Stored entries
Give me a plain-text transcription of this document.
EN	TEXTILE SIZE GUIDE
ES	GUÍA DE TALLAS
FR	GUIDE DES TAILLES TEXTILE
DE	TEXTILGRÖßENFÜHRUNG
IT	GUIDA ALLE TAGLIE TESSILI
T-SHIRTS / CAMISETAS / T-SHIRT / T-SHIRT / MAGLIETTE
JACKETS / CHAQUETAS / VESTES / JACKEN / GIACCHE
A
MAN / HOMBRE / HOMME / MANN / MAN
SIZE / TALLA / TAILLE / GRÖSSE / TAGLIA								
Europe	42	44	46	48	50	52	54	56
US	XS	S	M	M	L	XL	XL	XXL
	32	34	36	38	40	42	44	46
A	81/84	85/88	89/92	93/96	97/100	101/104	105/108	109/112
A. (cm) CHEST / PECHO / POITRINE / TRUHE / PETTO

THE PROBLEM ▸ Return the full listing, character for character.

SOLVED EXERCISE ▸
Give me a plain-text transcription of this document.
EN	TEXTILE SIZE GUIDE
ES	GUÍA DE TALLAS
FR	GUIDE DES TAILLES TEXTILE
DE	TEXTILGRÖßENFÜHRUNG
IT	GUIDA ALLE TAGLIE TESSILI
T-SHIRTS / CAMISETAS / T-SHIRT / T-SHIRT / MAGLIETTE
JACKETS / CHAQUETAS / VESTES / JACKEN / GIACCHE
A
MAN / HOMBRE / HOMME / MANN / MAN
SIZE / TALLA / TAILLE / GRÖSSE / TAGLIA								
Europe	42	44	46	48	50	52	54	56
US	XS	S	M	M	L	XL	XL	XXL
	32	34	36	38	40	42	44	46
A	81/84	85/88	89/92	93/96	97/100	101/104	105/108	109/112
A. (cm) CHEST / PECHO / POITRINE / TRUHE / PETTO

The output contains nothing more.